>> begin

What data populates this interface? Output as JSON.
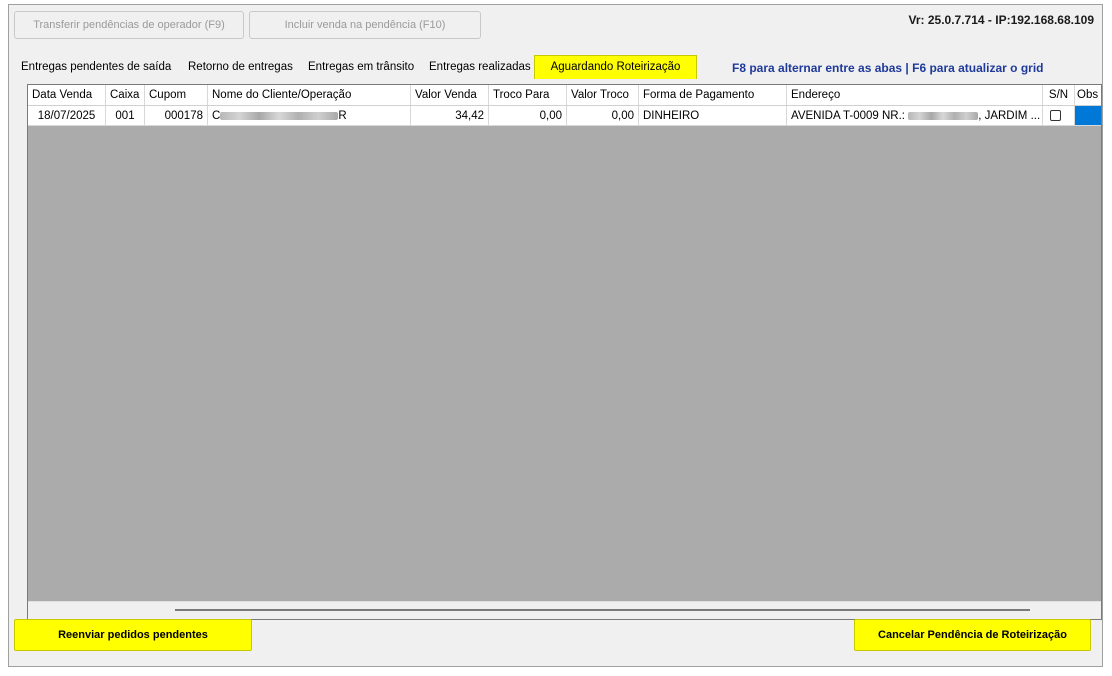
{
  "toolbar": {
    "transfer_label": "Transferir pendências de operador (F9)",
    "include_label": "Incluir venda na pendência (F10)"
  },
  "version": "Vr: 25.0.7.714 - IP:192.168.68.109",
  "tabs": [
    {
      "label": "Entregas pendentes de saída"
    },
    {
      "label": "Retorno de entregas"
    },
    {
      "label": "Entregas em trânsito"
    },
    {
      "label": "Entregas realizadas"
    },
    {
      "label": "Aguardando Roteirização",
      "active": true
    }
  ],
  "hint": "F8 para alternar entre as abas  |  F6 para atualizar o grid",
  "grid": {
    "columns": [
      "Data Venda",
      "Caixa",
      "Cupom",
      "Nome do Cliente/Operação",
      "Valor Venda",
      "Troco Para",
      "Valor Troco",
      "Forma de Pagamento",
      "Endereço",
      "S/N",
      "Obs"
    ],
    "rows": [
      {
        "data_venda": "18/07/2025",
        "caixa": "001",
        "cupom": "000178",
        "nome_prefix": "C",
        "nome_suffix": "R",
        "valor_venda": "34,42",
        "troco_para": "0,00",
        "valor_troco": "0,00",
        "forma_pagamento": "DINHEIRO",
        "endereco_prefix": "AVENIDA T-0009 NR.:",
        "endereco_suffix": ", JARDIM ...",
        "sn_checked": false
      }
    ]
  },
  "footer": {
    "resend_label": "Reenviar pedidos pendentes",
    "cancel_label": "Cancelar Pendência de Roteirização"
  },
  "colors": {
    "highlight": "#ffff00",
    "hint_text": "#1f3a9a",
    "grid_background": "#ababab",
    "selected_cell": "#0078d7"
  }
}
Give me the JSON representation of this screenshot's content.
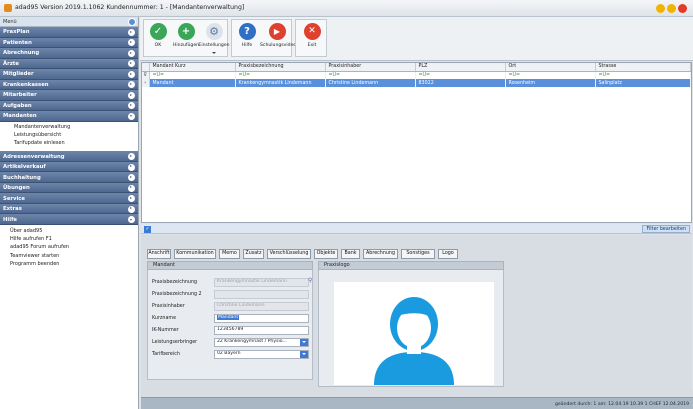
{
  "window": {
    "title": "adad95  Version 2019.1.1062  Kundennummer: 1 - [Mandantenverwaltung]"
  },
  "sidebar": {
    "header": "Menü",
    "sections": [
      {
        "label": "PraxPlan",
        "expanded": false
      },
      {
        "label": "Patienten",
        "expanded": false
      },
      {
        "label": "Abrechnung",
        "expanded": false
      },
      {
        "label": "Ärzte",
        "expanded": false
      },
      {
        "label": "Mitglieder",
        "expanded": false
      },
      {
        "label": "Krankenkassen",
        "expanded": false
      },
      {
        "label": "Mitarbeiter",
        "expanded": false
      },
      {
        "label": "Aufgaben",
        "expanded": false
      },
      {
        "label": "Mandanten",
        "expanded": true,
        "items": [
          "Mandantenverwaltung",
          "Leistungsübersicht",
          "Tarifupdate einlesen"
        ]
      },
      {
        "label": "Adressenverwaltung",
        "expanded": false
      },
      {
        "label": "Artikelverkauf",
        "expanded": false
      },
      {
        "label": "Buchhaltung",
        "expanded": false
      },
      {
        "label": "Übungen",
        "expanded": false
      },
      {
        "label": "Service",
        "expanded": false
      },
      {
        "label": "Extras",
        "expanded": false
      },
      {
        "label": "Hilfe",
        "expanded": true,
        "items": [
          "Über adad95",
          "Hilfe aufrufen F1",
          "adad95 Forum aufrufen",
          "Teamviewer starten",
          "Programm beenden"
        ]
      }
    ]
  },
  "toolbar": {
    "buttons": [
      {
        "label": "OK",
        "icon": "check-icon",
        "color": "#3aa657"
      },
      {
        "label": "Hinzufügen",
        "icon": "plus-icon",
        "color": "#3aa657"
      },
      {
        "label": "Einstellungen",
        "icon": "gears-icon",
        "color": "#6c8fb3"
      },
      {
        "label": "Hilfe",
        "icon": "question-icon",
        "color": "#2f6fc4"
      },
      {
        "label": "Schulungsvideos",
        "icon": "video-icon",
        "color": "#e0412f"
      },
      {
        "label": "Exit",
        "icon": "close-icon",
        "color": "#e0412f"
      }
    ]
  },
  "grid": {
    "columns": [
      "Mandant Kurz",
      "Praxisbezeichnung",
      "Praxisinhaber",
      "PLZ",
      "Ort",
      "Strasse"
    ],
    "filter_symbol": "=Ü=",
    "rows": [
      [
        "Mandant",
        "Krankengymnastik Lindemann",
        "Christine Lindemann",
        "83022",
        "Rosenheim",
        "Salinplatz"
      ]
    ]
  },
  "filterbar": {
    "button": "Filter bearbeiten"
  },
  "detail": {
    "tabs": [
      "Anschrift",
      "Kommunikation",
      "Memo",
      "Zusatz",
      "Verschlüsselung",
      "Objekte",
      "Bank",
      "Abrechnung",
      "Sonstiges",
      "Logo"
    ],
    "mandant_header": "Mandant",
    "logo_header": "Praxislogo",
    "fields": [
      {
        "label": "Praxisbezeichnung",
        "value": "Krankengymnastik Lindemann",
        "disabled": true
      },
      {
        "label": "Praxisbezeichnung 2",
        "value": "",
        "disabled": true
      },
      {
        "label": "Praxisinhaber",
        "value": "Christine Lindemann",
        "disabled": true
      },
      {
        "label": "Kurzname",
        "value": "Mandant",
        "disabled": false,
        "selected": true
      },
      {
        "label": "IK-Nummer",
        "value": "123456789",
        "disabled": false
      },
      {
        "label": "Leistungserbringer",
        "value": "22 Krankengymnast / Physio...",
        "disabled": false,
        "select": true
      },
      {
        "label": "Tarifbereich",
        "value": "02 Bayern",
        "disabled": false,
        "select": true
      }
    ]
  },
  "statusbar": {
    "text": "geändert durch: 1 am: 12.04.19 10.39    1    CHEF    12.04.2019"
  }
}
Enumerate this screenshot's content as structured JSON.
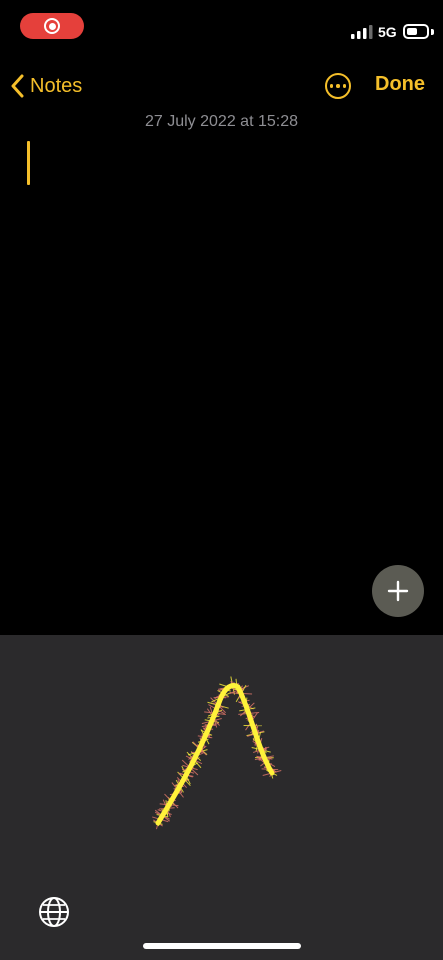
{
  "status_bar": {
    "network": "5G",
    "battery_level": 0.55,
    "recording_color": "#e5403b"
  },
  "nav": {
    "back_label": "Notes",
    "done_label": "Done",
    "accent_color": "#f5bf2a",
    "icons": [
      "chevron-left-icon",
      "ellipsis-circle-icon"
    ]
  },
  "note": {
    "date": "27 July 2022 at 15:28",
    "body": ""
  },
  "fab": {
    "icon": "plus-icon"
  },
  "keyboard": {
    "mode": "handwriting",
    "icon": "globe-icon",
    "ink_color": "#fff23a",
    "sparkle_color": "#e0776b"
  }
}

>> end

Exercise — Report how many lines in the records above contain the word "Krankengymnastik", giving only the number.

Task response — 2